### TO DO
Select the lines below containing the word "Computer".

---- INPUT MATERIAL

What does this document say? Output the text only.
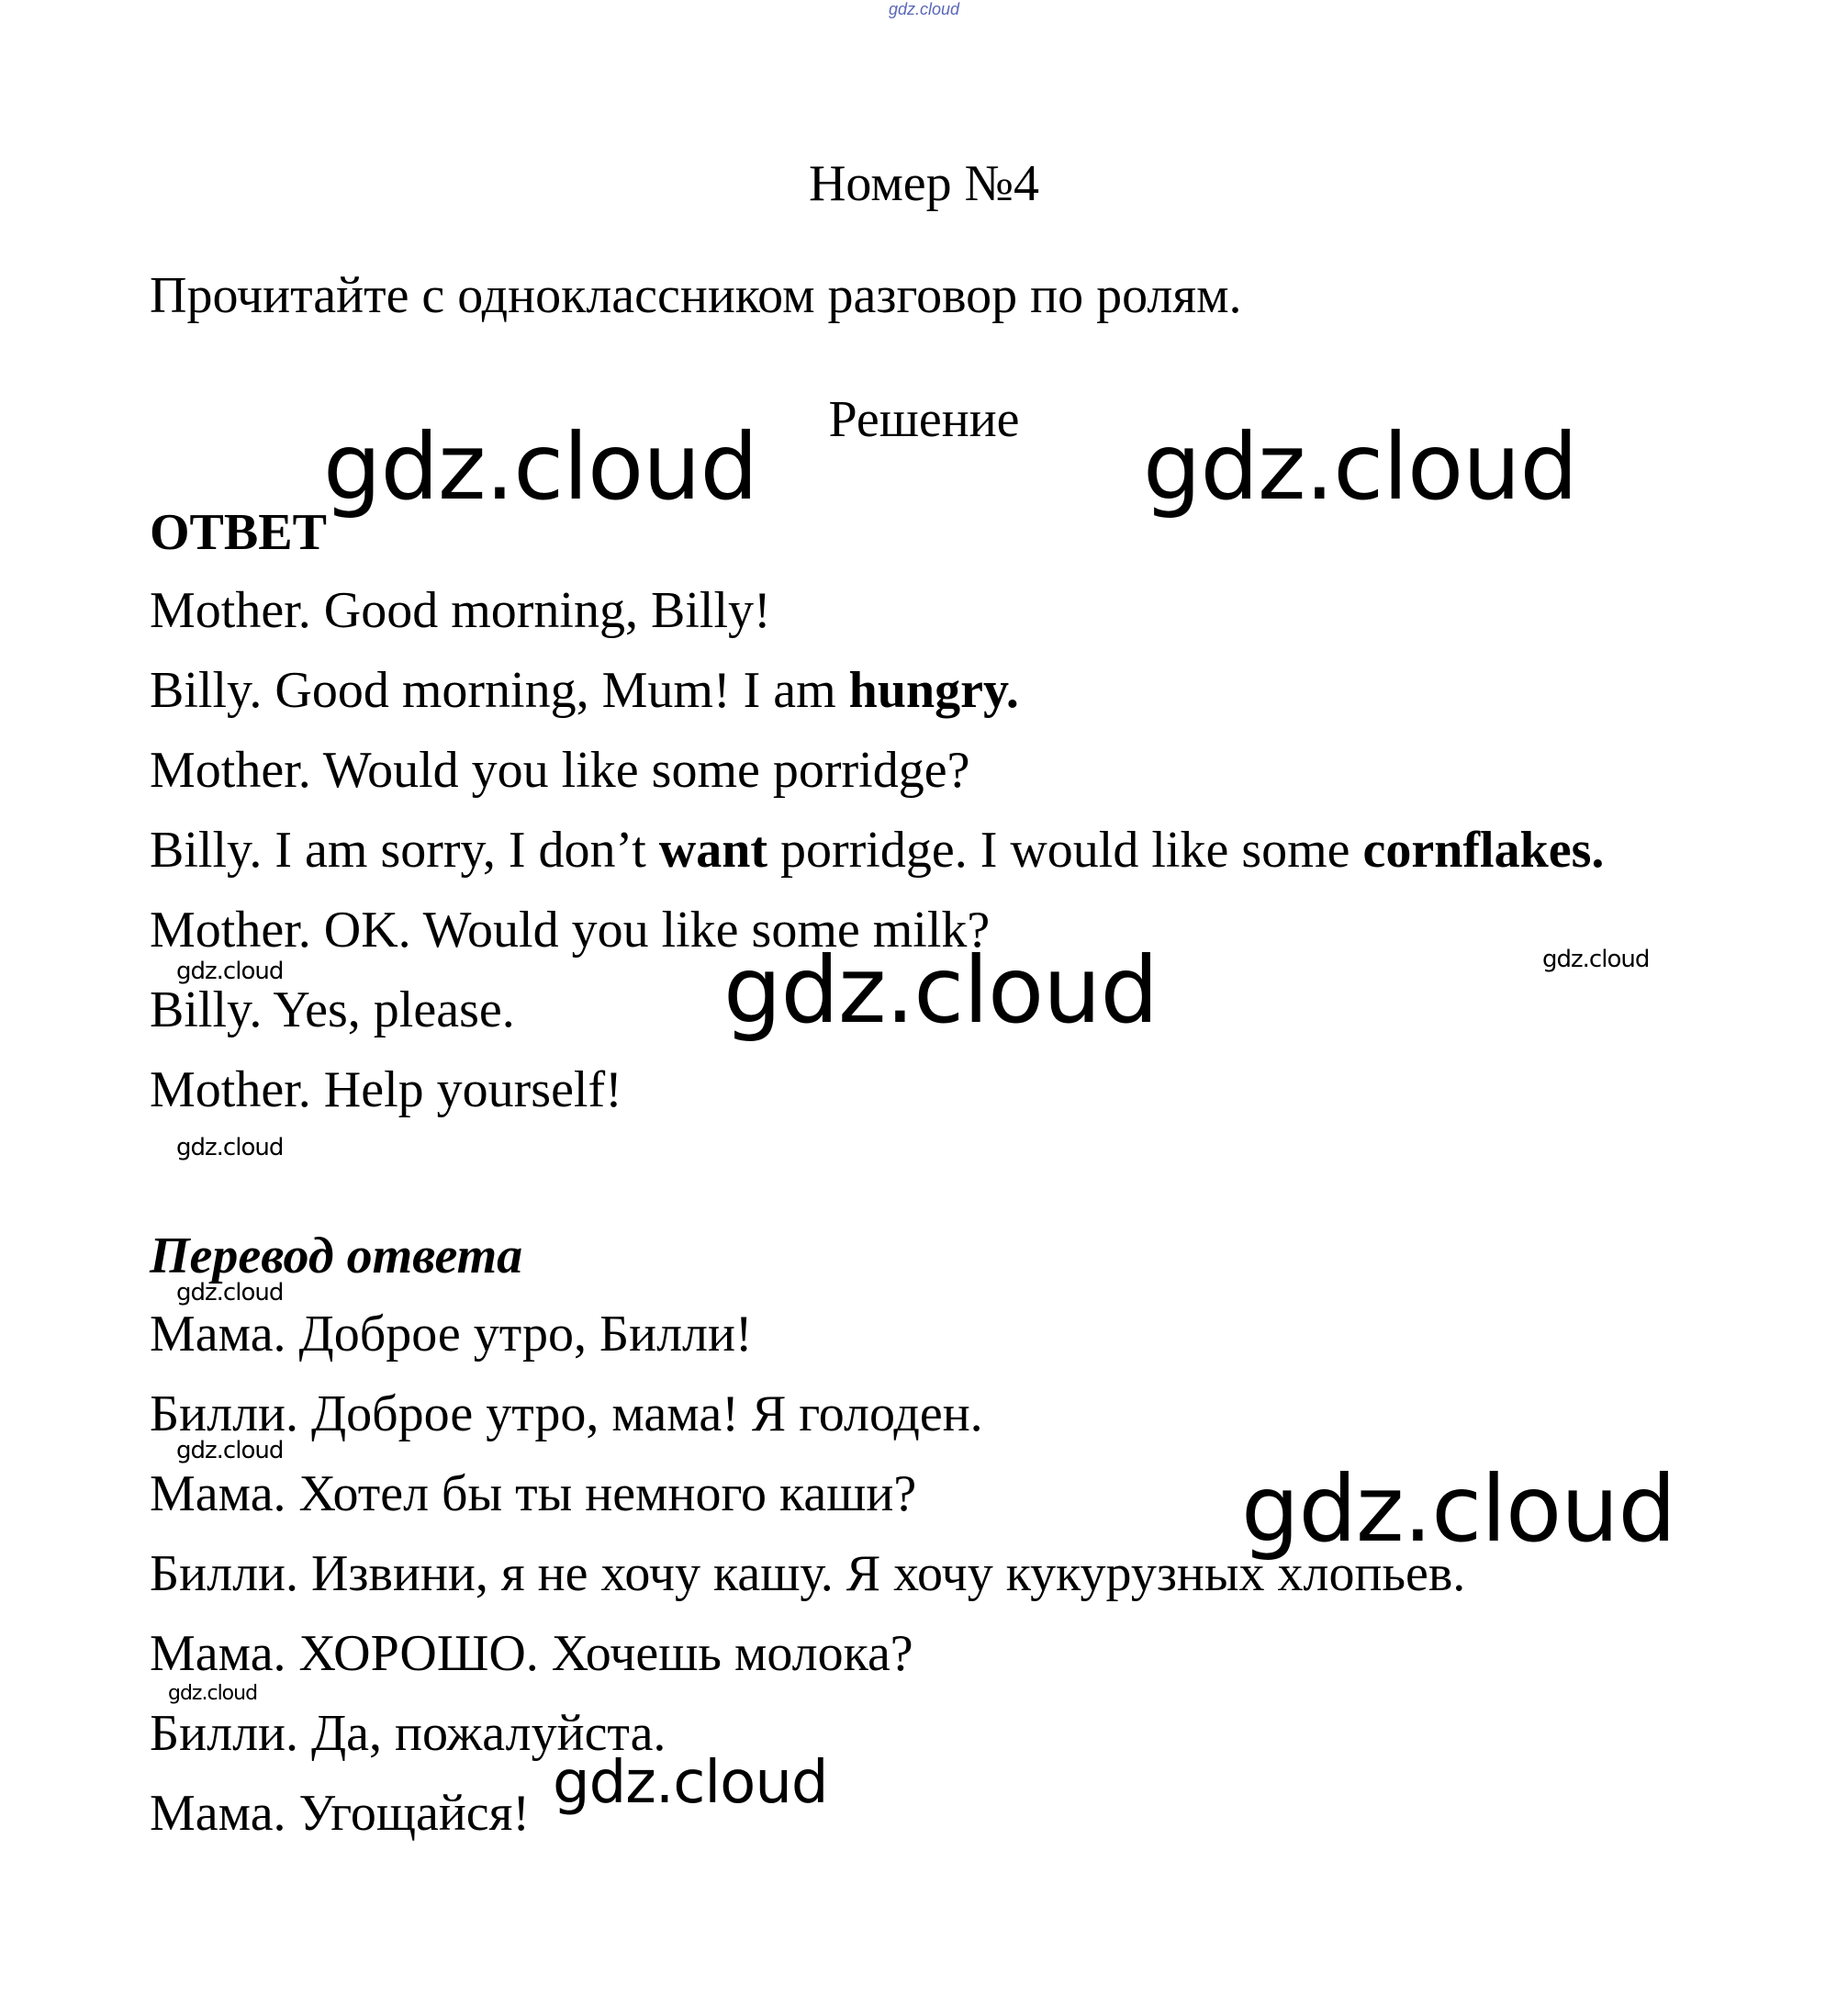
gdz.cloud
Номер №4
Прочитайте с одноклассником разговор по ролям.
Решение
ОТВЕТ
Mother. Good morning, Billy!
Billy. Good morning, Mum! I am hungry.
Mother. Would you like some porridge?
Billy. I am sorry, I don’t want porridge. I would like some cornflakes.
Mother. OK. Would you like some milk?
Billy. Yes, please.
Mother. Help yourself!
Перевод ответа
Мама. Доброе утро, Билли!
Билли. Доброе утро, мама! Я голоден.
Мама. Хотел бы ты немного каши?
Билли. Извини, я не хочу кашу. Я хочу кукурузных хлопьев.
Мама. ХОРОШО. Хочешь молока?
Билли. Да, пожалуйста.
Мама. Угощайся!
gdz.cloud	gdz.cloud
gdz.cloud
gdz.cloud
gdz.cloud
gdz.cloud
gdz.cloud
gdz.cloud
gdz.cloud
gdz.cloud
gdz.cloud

--------
---- INPUT MATERIAL

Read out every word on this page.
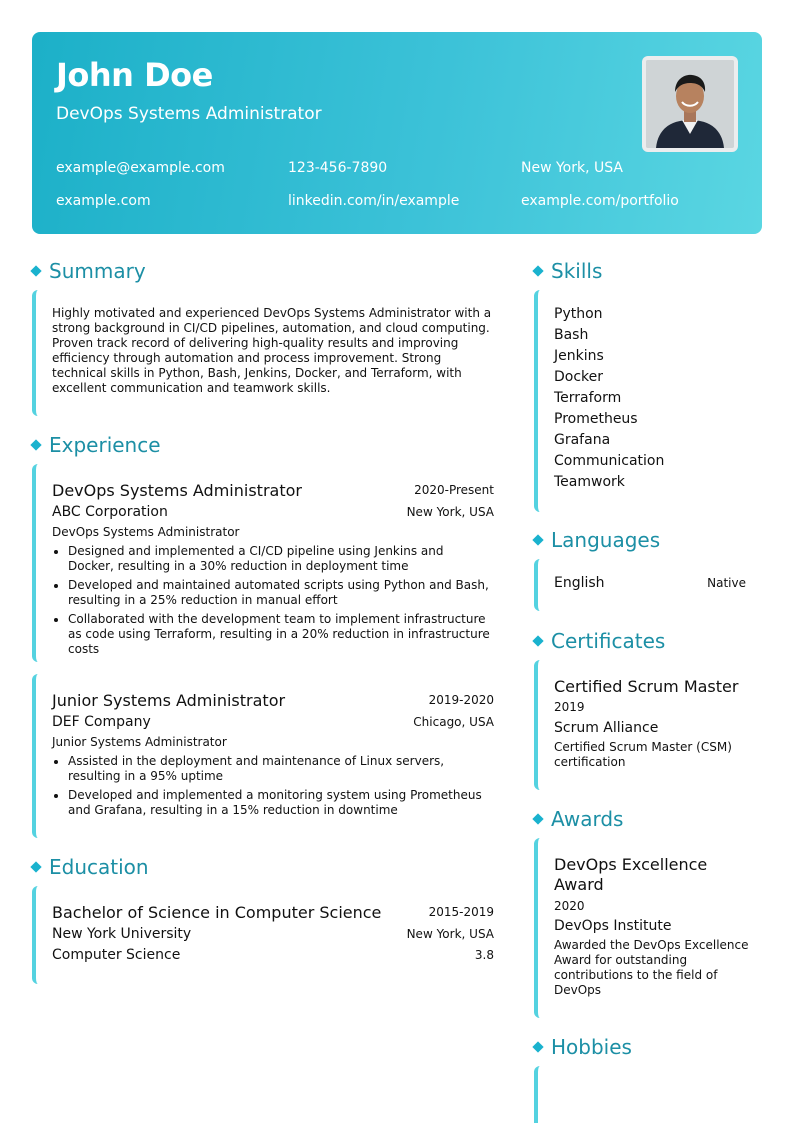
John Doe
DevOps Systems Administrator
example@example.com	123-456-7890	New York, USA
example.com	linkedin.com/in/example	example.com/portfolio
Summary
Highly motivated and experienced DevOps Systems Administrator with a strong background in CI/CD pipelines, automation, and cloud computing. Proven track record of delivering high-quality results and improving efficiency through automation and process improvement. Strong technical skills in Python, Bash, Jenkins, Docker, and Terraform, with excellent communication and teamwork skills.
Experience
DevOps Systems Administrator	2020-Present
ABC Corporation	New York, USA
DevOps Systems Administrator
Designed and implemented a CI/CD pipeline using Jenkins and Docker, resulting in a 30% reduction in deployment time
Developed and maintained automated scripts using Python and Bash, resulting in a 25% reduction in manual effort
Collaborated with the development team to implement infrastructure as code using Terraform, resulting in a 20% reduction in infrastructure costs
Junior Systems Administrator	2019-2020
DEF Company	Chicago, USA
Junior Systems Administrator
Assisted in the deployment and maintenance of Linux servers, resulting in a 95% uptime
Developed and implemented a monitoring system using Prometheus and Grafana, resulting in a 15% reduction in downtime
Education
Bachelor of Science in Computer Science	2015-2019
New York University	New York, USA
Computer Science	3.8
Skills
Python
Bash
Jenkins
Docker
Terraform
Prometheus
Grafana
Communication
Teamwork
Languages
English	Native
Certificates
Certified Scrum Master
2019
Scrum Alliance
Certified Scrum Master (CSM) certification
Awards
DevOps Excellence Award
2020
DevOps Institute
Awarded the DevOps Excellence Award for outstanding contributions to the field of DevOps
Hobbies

--------

### EXERCISE RESULT
Bachelor of Science in Computer Science	2015-2019
Computer Science	3.8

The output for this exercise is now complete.